## Short task
Extract the lines that hold the string "Burgundersoße".
◆ ◆ ◆
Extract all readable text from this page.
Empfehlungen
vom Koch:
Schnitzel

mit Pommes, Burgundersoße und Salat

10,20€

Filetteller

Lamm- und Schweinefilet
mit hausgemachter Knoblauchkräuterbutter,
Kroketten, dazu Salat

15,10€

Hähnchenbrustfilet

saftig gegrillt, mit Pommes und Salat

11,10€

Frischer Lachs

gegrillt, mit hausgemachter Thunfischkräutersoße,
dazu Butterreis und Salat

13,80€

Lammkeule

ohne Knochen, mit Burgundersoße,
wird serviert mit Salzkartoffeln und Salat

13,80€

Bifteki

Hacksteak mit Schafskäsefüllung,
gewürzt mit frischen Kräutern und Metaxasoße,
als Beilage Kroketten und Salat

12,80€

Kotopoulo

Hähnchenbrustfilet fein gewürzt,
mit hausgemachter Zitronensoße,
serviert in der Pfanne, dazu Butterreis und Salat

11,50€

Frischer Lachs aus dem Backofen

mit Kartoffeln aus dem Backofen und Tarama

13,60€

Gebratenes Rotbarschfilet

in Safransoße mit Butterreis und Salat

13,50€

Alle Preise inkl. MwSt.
◆ ◆ ◆
## Answer to this task
mit Pommes, Burgundersoße und Salat
ohne Knochen, mit Burgundersoße,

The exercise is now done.